The request: Here are some records. Copy each one exactly.

************

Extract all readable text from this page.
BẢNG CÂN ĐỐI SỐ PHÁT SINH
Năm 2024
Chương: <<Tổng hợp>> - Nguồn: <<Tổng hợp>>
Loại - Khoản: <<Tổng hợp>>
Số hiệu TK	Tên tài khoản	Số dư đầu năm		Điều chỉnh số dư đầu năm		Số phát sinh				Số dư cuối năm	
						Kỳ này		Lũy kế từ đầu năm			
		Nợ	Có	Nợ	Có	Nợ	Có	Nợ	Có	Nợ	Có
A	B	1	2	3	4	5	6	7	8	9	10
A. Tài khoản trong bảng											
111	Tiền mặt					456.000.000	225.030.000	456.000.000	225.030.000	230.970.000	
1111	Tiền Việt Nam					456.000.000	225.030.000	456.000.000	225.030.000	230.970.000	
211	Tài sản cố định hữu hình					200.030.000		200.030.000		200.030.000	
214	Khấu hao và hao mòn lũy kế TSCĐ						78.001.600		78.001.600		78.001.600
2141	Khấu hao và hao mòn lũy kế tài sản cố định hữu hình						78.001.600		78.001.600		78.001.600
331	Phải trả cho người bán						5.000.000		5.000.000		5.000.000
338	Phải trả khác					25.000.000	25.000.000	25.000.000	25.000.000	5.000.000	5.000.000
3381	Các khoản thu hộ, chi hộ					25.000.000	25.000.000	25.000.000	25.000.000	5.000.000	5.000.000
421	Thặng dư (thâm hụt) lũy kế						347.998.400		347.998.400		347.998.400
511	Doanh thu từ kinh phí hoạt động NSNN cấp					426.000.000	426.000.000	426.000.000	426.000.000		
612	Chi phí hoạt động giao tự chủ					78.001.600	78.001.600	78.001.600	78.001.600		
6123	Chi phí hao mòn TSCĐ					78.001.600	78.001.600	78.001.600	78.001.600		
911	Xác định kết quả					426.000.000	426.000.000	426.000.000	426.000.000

************

Output of the task:
Extract all readable text from this page.
BẢNG CÂN ĐỐI SỐ PHÁT SINH
Năm 2024
Chương: <<Tổng hợp>> - Nguồn: <<Tổng hợp>>
Loại - Khoản: <<Tổng hợp>>
Số hiệu TK	Tên tài khoản	Số dư đầu năm		Điều chỉnh số dư đầu năm		Số phát sinh				Số dư cuối năm	
						Kỳ này		Lũy kế từ đầu năm			
		Nợ	Có	Nợ	Có	Nợ	Có	Nợ	Có	Nợ	Có
A	B	1	2	3	4	5	6	7	8	9	10
A. Tài khoản trong bảng											
111	Tiền mặt					456.000.000	225.030.000	456.000.000	225.030.000	230.970.000	
1111	Tiền Việt Nam					456.000.000	225.030.000	456.000.000	225.030.000	230.970.000	
211	Tài sản cố định hữu hình					200.030.000		200.030.000		200.030.000	
214	Khấu hao và hao mòn lũy kế TSCĐ						78.001.600		78.001.600		78.001.600
2141	Khấu hao và hao mòn lũy kế tài sản cố định hữu hình						78.001.600		78.001.600		78.001.600
331	Phải trả cho người bán						5.000.000		5.000.000		5.000.000
338	Phải trả khác					25.000.000	25.000.000	25.000.000	25.000.000	5.000.000	5.000.000
3381	Các khoản thu hộ, chi hộ					25.000.000	25.000.000	25.000.000	25.000.000	5.000.000	5.000.000
421	Thặng dư (thâm hụt) lũy kế						347.998.400		347.998.400		347.998.400
511	Doanh thu từ kinh phí hoạt động NSNN cấp					426.000.000	426.000.000	426.000.000	426.000.000		
612	Chi phí hoạt động giao tự chủ					78.001.600	78.001.600	78.001.600	78.001.600		
6123	Chi phí hao mòn TSCĐ					78.001.600	78.001.600	78.001.600	78.001.600		
911	Xác định kết quả					426.000.000	426.000.000	426.000.000	426.000.000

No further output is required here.